◆ **Written exercise**: For the records that follow, return only the count of lines containing the string "this".

◆ **Listed records**:

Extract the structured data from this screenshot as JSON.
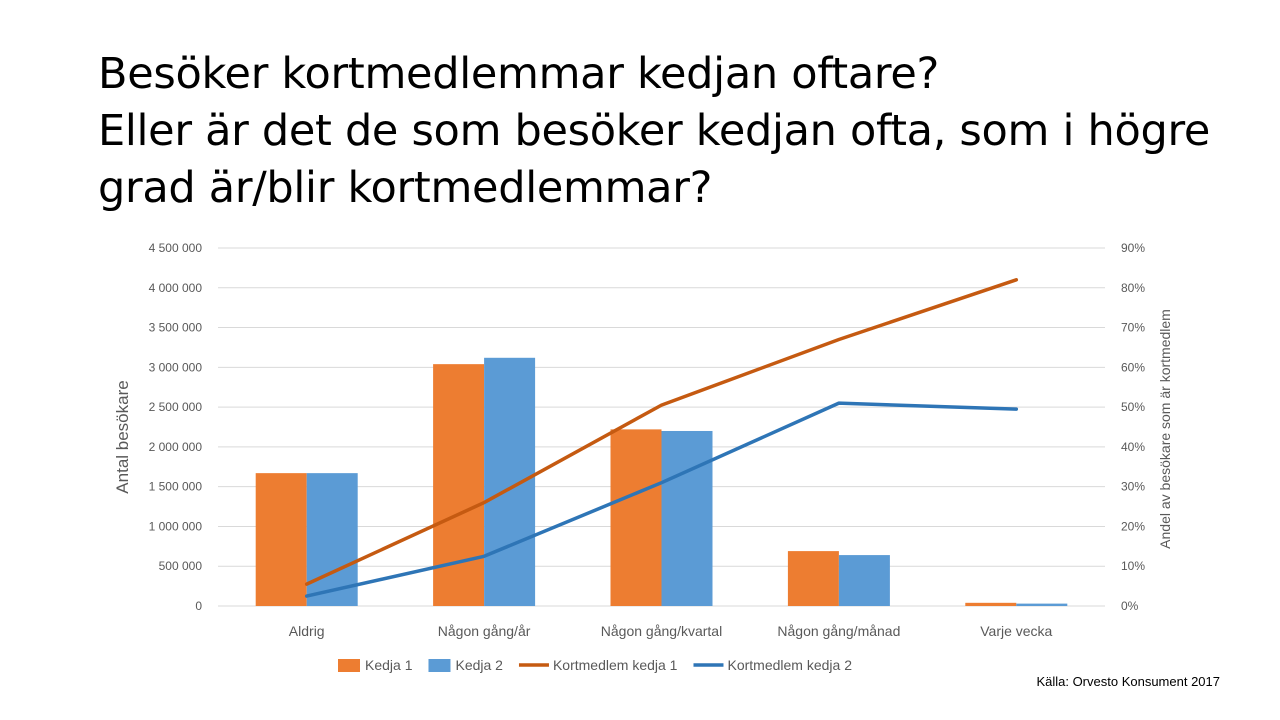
{
  "slide": {
    "title_line1": "Besöker kortmedlemmar kedjan oftare?",
    "title_line2": "Eller är det de som besöker kedjan ofta, som i högre",
    "title_line3": "grad är/blir kortmedlemmar?",
    "source": "Källa: Orvesto Konsument 2017"
  },
  "chart_data": {
    "type": "bar",
    "categories": [
      "Aldrig",
      "Någon gång/år",
      "Någon gång/kvartal",
      "Någon gång/månad",
      "Varje vecka"
    ],
    "series": [
      {
        "name": "Kedja 1",
        "type": "bar",
        "axis": "left",
        "color": "#ED7D31",
        "values": [
          1670000,
          3040000,
          2220000,
          690000,
          40000
        ]
      },
      {
        "name": "Kedja 2",
        "type": "bar",
        "axis": "left",
        "color": "#5B9BD5",
        "values": [
          1670000,
          3120000,
          2200000,
          640000,
          30000
        ]
      },
      {
        "name": "Kortmedlem kedja 1",
        "type": "line",
        "axis": "right",
        "color": "#C55A11",
        "values": [
          0.055,
          0.26,
          0.505,
          0.67,
          0.82
        ]
      },
      {
        "name": "Kortmedlem kedja 2",
        "type": "line",
        "axis": "right",
        "color": "#2E75B6",
        "values": [
          0.025,
          0.125,
          0.31,
          0.51,
          0.495
        ]
      }
    ],
    "ylabel": "Antal besökare",
    "y2label": "Andel av besökare som är kortmedlem",
    "ylim": [
      0,
      4500000
    ],
    "y2lim": [
      0,
      0.9
    ],
    "yticks": [
      "0",
      "500 000",
      "1 000 000",
      "1 500 000",
      "2 000 000",
      "2 500 000",
      "3 000 000",
      "3 500 000",
      "4 000 000",
      "4 500 000"
    ],
    "y2ticks": [
      "0%",
      "10%",
      "20%",
      "30%",
      "40%",
      "50%",
      "60%",
      "70%",
      "80%",
      "90%"
    ],
    "grid": true,
    "legend_position": "bottom"
  }
}
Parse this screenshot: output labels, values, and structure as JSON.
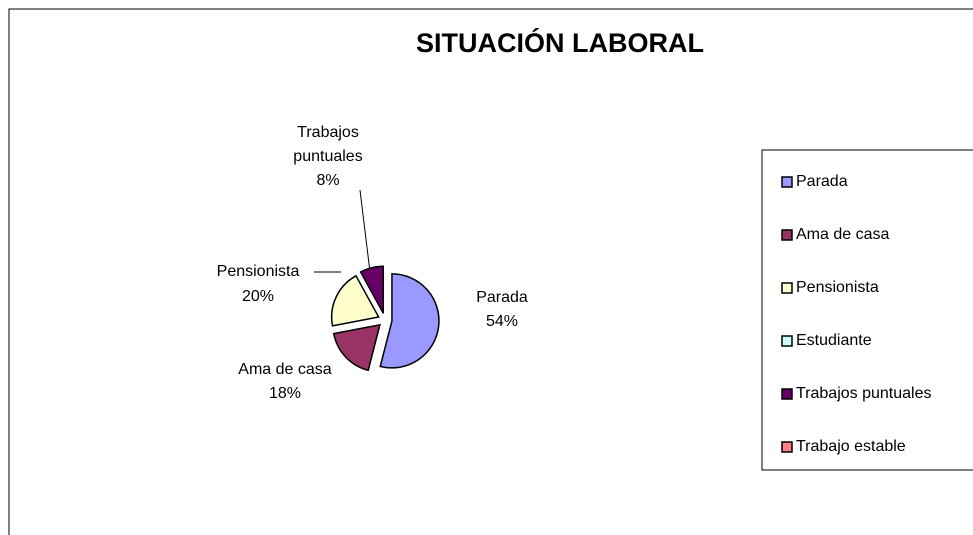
{
  "chart_data": {
    "type": "pie",
    "title": "SITUACIÓN LABORAL",
    "categories": [
      "Parada",
      "Ama de casa",
      "Pensionista",
      "Estudiante",
      "Trabajos puntuales",
      "Trabajo estable"
    ],
    "values": [
      54,
      18,
      20,
      0,
      8,
      0
    ],
    "value_labels": [
      "54%",
      "18%",
      "20%",
      null,
      "8%",
      null
    ],
    "colors": [
      "#9999ff",
      "#993366",
      "#ffffcc",
      "#ccffff",
      "#660066",
      "#ff8080"
    ],
    "legend": "right"
  }
}
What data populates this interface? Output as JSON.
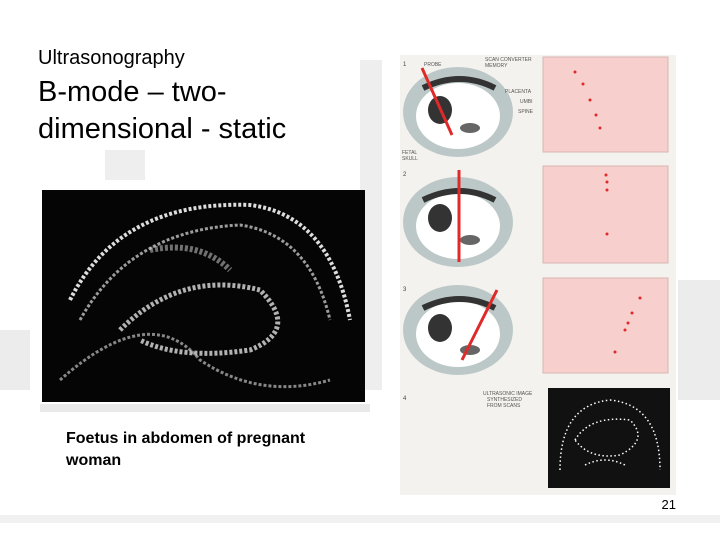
{
  "slide": {
    "subtitle": "Ultrasonography",
    "title_lines": [
      "B-mode – two-",
      "dimensional - static"
    ],
    "caption_lines": [
      "Foetus in abdomen of pregnant",
      "woman"
    ],
    "page_number": "21",
    "figure": {
      "panel_numbers": [
        "1",
        "2",
        "3",
        "4"
      ],
      "labels": {
        "probe": "PROBE",
        "scan_converter": [
          "SCAN CONVERTER",
          "MEMORY"
        ],
        "placenta": "PLACENTA",
        "umbi": "UMBI",
        "spine": "SPINE",
        "fetal_skull": [
          "FETAL",
          "SKULL"
        ],
        "ultrasonic_image": [
          "ULTRASONIC IMAGE",
          "SYNTHESIZED",
          "FROM SCANS"
        ]
      }
    }
  }
}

◆ **In response**: 3